*** THE DATA ***

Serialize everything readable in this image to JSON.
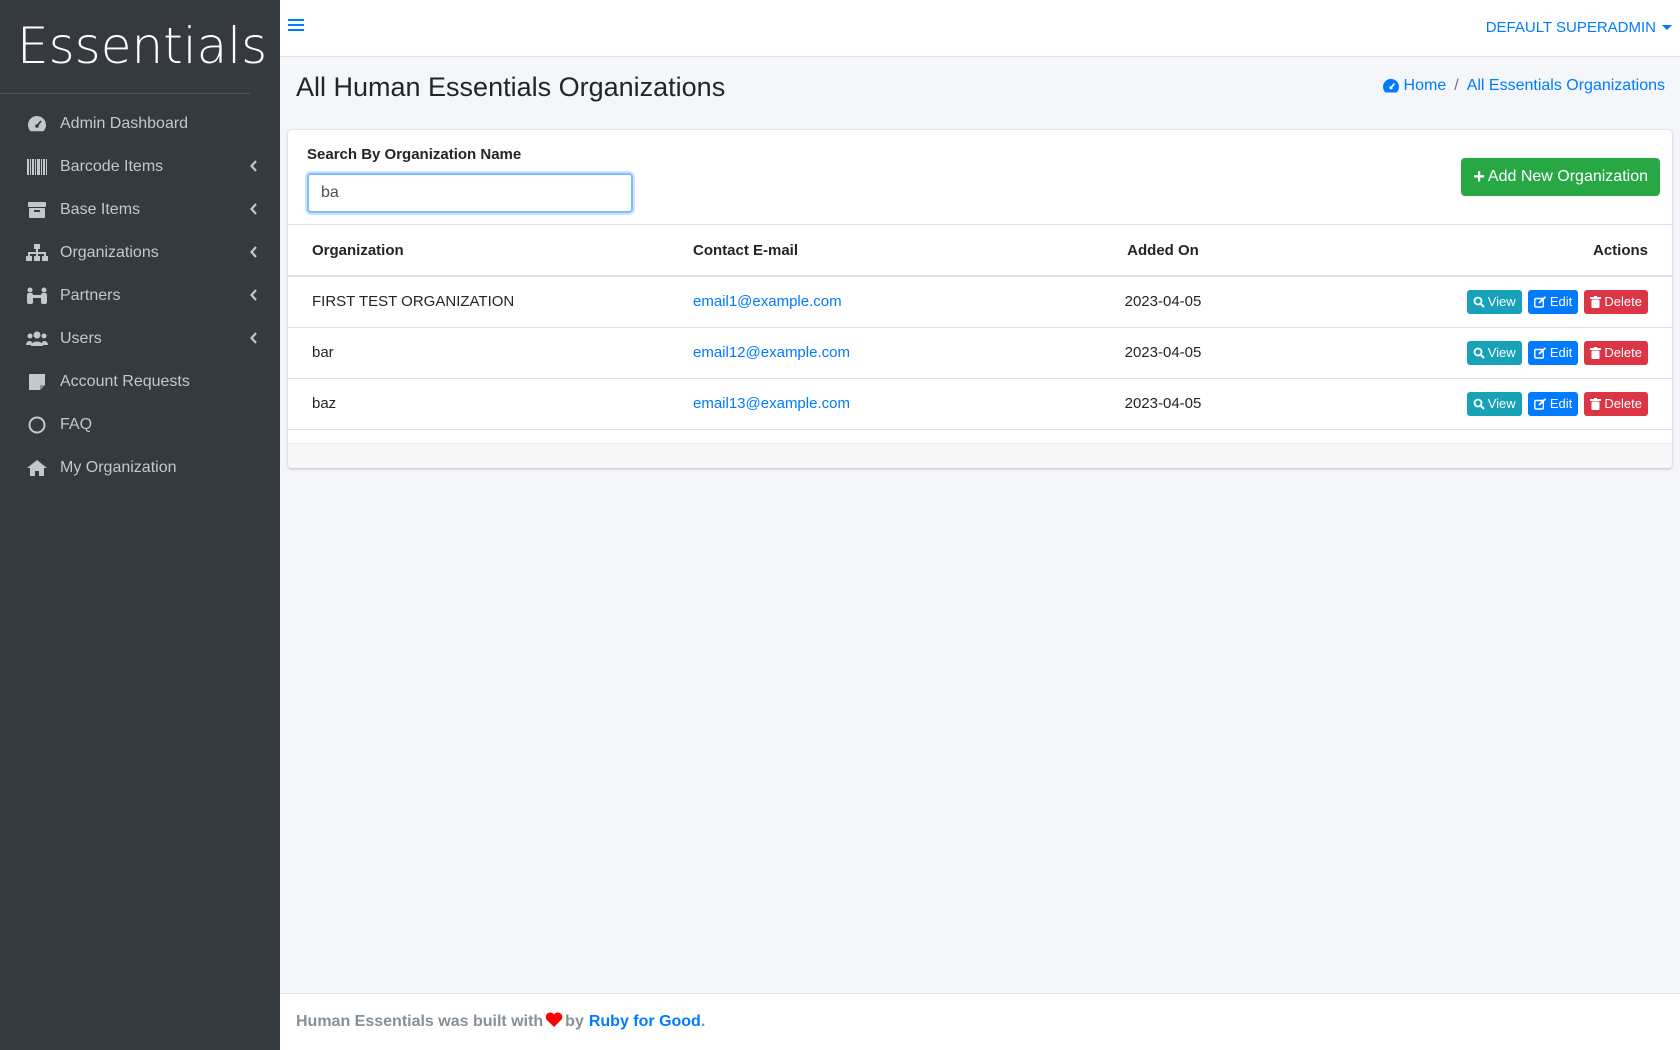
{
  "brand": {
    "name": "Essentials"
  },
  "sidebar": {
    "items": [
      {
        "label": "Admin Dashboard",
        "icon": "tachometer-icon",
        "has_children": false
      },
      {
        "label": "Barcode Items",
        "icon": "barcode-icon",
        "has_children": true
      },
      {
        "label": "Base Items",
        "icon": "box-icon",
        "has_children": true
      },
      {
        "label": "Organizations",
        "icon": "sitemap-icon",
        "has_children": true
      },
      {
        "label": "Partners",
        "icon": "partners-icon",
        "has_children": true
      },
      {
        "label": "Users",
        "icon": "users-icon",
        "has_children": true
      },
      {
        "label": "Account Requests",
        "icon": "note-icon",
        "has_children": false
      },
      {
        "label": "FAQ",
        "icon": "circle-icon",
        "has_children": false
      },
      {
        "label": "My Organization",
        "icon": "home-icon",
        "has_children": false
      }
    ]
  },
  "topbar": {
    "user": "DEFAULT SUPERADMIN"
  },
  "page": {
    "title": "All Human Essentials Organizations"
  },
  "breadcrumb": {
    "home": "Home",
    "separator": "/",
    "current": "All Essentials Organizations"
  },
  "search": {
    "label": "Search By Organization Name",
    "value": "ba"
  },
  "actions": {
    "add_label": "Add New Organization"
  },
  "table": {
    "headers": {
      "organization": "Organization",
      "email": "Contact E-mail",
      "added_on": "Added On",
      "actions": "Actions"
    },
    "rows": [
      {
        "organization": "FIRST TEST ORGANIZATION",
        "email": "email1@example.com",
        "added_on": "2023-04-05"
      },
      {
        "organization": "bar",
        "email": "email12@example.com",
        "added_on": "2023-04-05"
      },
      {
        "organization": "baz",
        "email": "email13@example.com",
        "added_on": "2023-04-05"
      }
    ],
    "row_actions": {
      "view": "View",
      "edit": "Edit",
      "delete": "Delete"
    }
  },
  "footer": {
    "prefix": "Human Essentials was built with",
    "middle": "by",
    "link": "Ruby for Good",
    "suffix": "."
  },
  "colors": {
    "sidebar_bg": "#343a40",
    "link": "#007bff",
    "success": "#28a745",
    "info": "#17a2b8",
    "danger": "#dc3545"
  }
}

***

EXERCISE REQUIREMENTS: Except for the pictures, print the data above exactly.

FULL OUTPUT:
Serialize everything readable in this image to JSON.
{
  "brand": {
    "name": "Essentials"
  },
  "sidebar": {
    "items": [
      {
        "label": "Admin Dashboard",
        "icon": "tachometer-icon",
        "has_children": false
      },
      {
        "label": "Barcode Items",
        "icon": "barcode-icon",
        "has_children": true
      },
      {
        "label": "Base Items",
        "icon": "box-icon",
        "has_children": true
      },
      {
        "label": "Organizations",
        "icon": "sitemap-icon",
        "has_children": true
      },
      {
        "label": "Partners",
        "icon": "partners-icon",
        "has_children": true
      },
      {
        "label": "Users",
        "icon": "users-icon",
        "has_children": true
      },
      {
        "label": "Account Requests",
        "icon": "note-icon",
        "has_children": false
      },
      {
        "label": "FAQ",
        "icon": "circle-icon",
        "has_children": false
      },
      {
        "label": "My Organization",
        "icon": "home-icon",
        "has_children": false
      }
    ]
  },
  "topbar": {
    "user": "DEFAULT SUPERADMIN"
  },
  "page": {
    "title": "All Human Essentials Organizations"
  },
  "breadcrumb": {
    "home": "Home",
    "separator": "/",
    "current": "All Essentials Organizations"
  },
  "search": {
    "label": "Search By Organization Name",
    "value": "ba"
  },
  "actions": {
    "add_label": "Add New Organization"
  },
  "table": {
    "headers": {
      "organization": "Organization",
      "email": "Contact E-mail",
      "added_on": "Added On",
      "actions": "Actions"
    },
    "rows": [
      {
        "organization": "FIRST TEST ORGANIZATION",
        "email": "email1@example.com",
        "added_on": "2023-04-05"
      },
      {
        "organization": "bar",
        "email": "email12@example.com",
        "added_on": "2023-04-05"
      },
      {
        "organization": "baz",
        "email": "email13@example.com",
        "added_on": "2023-04-05"
      }
    ],
    "row_actions": {
      "view": "View",
      "edit": "Edit",
      "delete": "Delete"
    }
  },
  "footer": {
    "prefix": "Human Essentials was built with",
    "middle": "by",
    "link": "Ruby for Good",
    "suffix": "."
  },
  "colors": {
    "sidebar_bg": "#343a40",
    "link": "#007bff",
    "success": "#28a745",
    "info": "#17a2b8",
    "danger": "#dc3545"
  }
}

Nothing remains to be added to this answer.